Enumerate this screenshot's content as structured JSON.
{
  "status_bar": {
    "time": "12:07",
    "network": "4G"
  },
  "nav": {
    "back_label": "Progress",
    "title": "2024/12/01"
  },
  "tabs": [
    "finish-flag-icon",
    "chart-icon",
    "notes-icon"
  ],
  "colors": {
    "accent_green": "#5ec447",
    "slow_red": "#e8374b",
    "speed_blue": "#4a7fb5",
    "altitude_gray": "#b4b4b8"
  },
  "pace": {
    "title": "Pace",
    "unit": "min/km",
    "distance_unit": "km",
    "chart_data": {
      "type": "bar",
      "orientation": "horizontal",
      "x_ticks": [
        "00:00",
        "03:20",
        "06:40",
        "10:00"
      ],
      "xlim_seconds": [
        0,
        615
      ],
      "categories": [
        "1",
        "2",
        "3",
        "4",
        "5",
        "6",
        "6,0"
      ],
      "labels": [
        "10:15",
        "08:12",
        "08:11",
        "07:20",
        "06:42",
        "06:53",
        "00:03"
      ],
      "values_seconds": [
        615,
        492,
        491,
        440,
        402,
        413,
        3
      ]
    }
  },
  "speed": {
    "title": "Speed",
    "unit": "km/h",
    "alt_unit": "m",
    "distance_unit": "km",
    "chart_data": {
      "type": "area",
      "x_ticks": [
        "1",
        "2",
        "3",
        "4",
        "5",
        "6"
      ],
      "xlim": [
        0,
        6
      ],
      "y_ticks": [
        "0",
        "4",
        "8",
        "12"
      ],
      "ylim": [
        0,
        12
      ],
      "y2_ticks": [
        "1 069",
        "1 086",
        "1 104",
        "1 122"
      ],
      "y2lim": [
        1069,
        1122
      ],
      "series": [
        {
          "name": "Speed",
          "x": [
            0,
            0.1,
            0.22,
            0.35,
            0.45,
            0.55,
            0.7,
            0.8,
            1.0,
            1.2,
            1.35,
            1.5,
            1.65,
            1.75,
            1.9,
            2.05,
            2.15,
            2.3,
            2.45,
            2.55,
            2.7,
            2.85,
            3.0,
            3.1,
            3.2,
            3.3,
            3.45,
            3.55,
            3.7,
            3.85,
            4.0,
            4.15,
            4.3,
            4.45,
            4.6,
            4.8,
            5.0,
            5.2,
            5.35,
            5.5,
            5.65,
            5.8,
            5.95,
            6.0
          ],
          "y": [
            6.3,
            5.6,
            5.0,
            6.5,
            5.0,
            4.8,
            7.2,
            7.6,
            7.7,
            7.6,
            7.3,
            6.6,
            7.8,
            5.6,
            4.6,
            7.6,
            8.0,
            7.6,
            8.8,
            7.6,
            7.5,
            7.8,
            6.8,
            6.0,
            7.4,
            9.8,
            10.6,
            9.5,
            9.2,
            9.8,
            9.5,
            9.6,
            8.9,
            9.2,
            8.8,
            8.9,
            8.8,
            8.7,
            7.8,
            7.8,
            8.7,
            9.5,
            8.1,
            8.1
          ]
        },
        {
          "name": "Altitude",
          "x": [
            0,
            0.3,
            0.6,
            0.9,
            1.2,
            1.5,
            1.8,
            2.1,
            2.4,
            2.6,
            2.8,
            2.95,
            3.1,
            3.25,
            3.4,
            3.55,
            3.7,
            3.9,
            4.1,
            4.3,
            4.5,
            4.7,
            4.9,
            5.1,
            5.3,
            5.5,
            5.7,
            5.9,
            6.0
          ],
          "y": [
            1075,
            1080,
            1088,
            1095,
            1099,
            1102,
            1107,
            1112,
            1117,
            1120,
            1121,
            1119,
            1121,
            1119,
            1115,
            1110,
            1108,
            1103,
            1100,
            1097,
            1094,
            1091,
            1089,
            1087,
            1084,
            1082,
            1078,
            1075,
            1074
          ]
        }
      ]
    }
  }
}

------------------------

**Exercise details**. Transcribe the data. Leave every line exactly as it is.

**Completed task**.
Enumerate this screenshot's content as structured JSON.
{
  "status_bar": {
    "time": "12:07",
    "network": "4G"
  },
  "nav": {
    "back_label": "Progress",
    "title": "2024/12/01"
  },
  "tabs": [
    "finish-flag-icon",
    "chart-icon",
    "notes-icon"
  ],
  "colors": {
    "accent_green": "#5ec447",
    "slow_red": "#e8374b",
    "speed_blue": "#4a7fb5",
    "altitude_gray": "#b4b4b8"
  },
  "pace": {
    "title": "Pace",
    "unit": "min/km",
    "distance_unit": "km",
    "chart_data": {
      "type": "bar",
      "orientation": "horizontal",
      "x_ticks": [
        "00:00",
        "03:20",
        "06:40",
        "10:00"
      ],
      "xlim_seconds": [
        0,
        615
      ],
      "categories": [
        "1",
        "2",
        "3",
        "4",
        "5",
        "6",
        "6,0"
      ],
      "labels": [
        "10:15",
        "08:12",
        "08:11",
        "07:20",
        "06:42",
        "06:53",
        "00:03"
      ],
      "values_seconds": [
        615,
        492,
        491,
        440,
        402,
        413,
        3
      ]
    }
  },
  "speed": {
    "title": "Speed",
    "unit": "km/h",
    "alt_unit": "m",
    "distance_unit": "km",
    "chart_data": {
      "type": "area",
      "x_ticks": [
        "1",
        "2",
        "3",
        "4",
        "5",
        "6"
      ],
      "xlim": [
        0,
        6
      ],
      "y_ticks": [
        "0",
        "4",
        "8",
        "12"
      ],
      "ylim": [
        0,
        12
      ],
      "y2_ticks": [
        "1 069",
        "1 086",
        "1 104",
        "1 122"
      ],
      "y2lim": [
        1069,
        1122
      ],
      "series": [
        {
          "name": "Speed",
          "x": [
            0,
            0.1,
            0.22,
            0.35,
            0.45,
            0.55,
            0.7,
            0.8,
            1.0,
            1.2,
            1.35,
            1.5,
            1.65,
            1.75,
            1.9,
            2.05,
            2.15,
            2.3,
            2.45,
            2.55,
            2.7,
            2.85,
            3.0,
            3.1,
            3.2,
            3.3,
            3.45,
            3.55,
            3.7,
            3.85,
            4.0,
            4.15,
            4.3,
            4.45,
            4.6,
            4.8,
            5.0,
            5.2,
            5.35,
            5.5,
            5.65,
            5.8,
            5.95,
            6.0
          ],
          "y": [
            6.3,
            5.6,
            5.0,
            6.5,
            5.0,
            4.8,
            7.2,
            7.6,
            7.7,
            7.6,
            7.3,
            6.6,
            7.8,
            5.6,
            4.6,
            7.6,
            8.0,
            7.6,
            8.8,
            7.6,
            7.5,
            7.8,
            6.8,
            6.0,
            7.4,
            9.8,
            10.6,
            9.5,
            9.2,
            9.8,
            9.5,
            9.6,
            8.9,
            9.2,
            8.8,
            8.9,
            8.8,
            8.7,
            7.8,
            7.8,
            8.7,
            9.5,
            8.1,
            8.1
          ]
        },
        {
          "name": "Altitude",
          "x": [
            0,
            0.3,
            0.6,
            0.9,
            1.2,
            1.5,
            1.8,
            2.1,
            2.4,
            2.6,
            2.8,
            2.95,
            3.1,
            3.25,
            3.4,
            3.55,
            3.7,
            3.9,
            4.1,
            4.3,
            4.5,
            4.7,
            4.9,
            5.1,
            5.3,
            5.5,
            5.7,
            5.9,
            6.0
          ],
          "y": [
            1075,
            1080,
            1088,
            1095,
            1099,
            1102,
            1107,
            1112,
            1117,
            1120,
            1121,
            1119,
            1121,
            1119,
            1115,
            1110,
            1108,
            1103,
            1100,
            1097,
            1094,
            1091,
            1089,
            1087,
            1084,
            1082,
            1078,
            1075,
            1074
          ]
        }
      ]
    }
  }
}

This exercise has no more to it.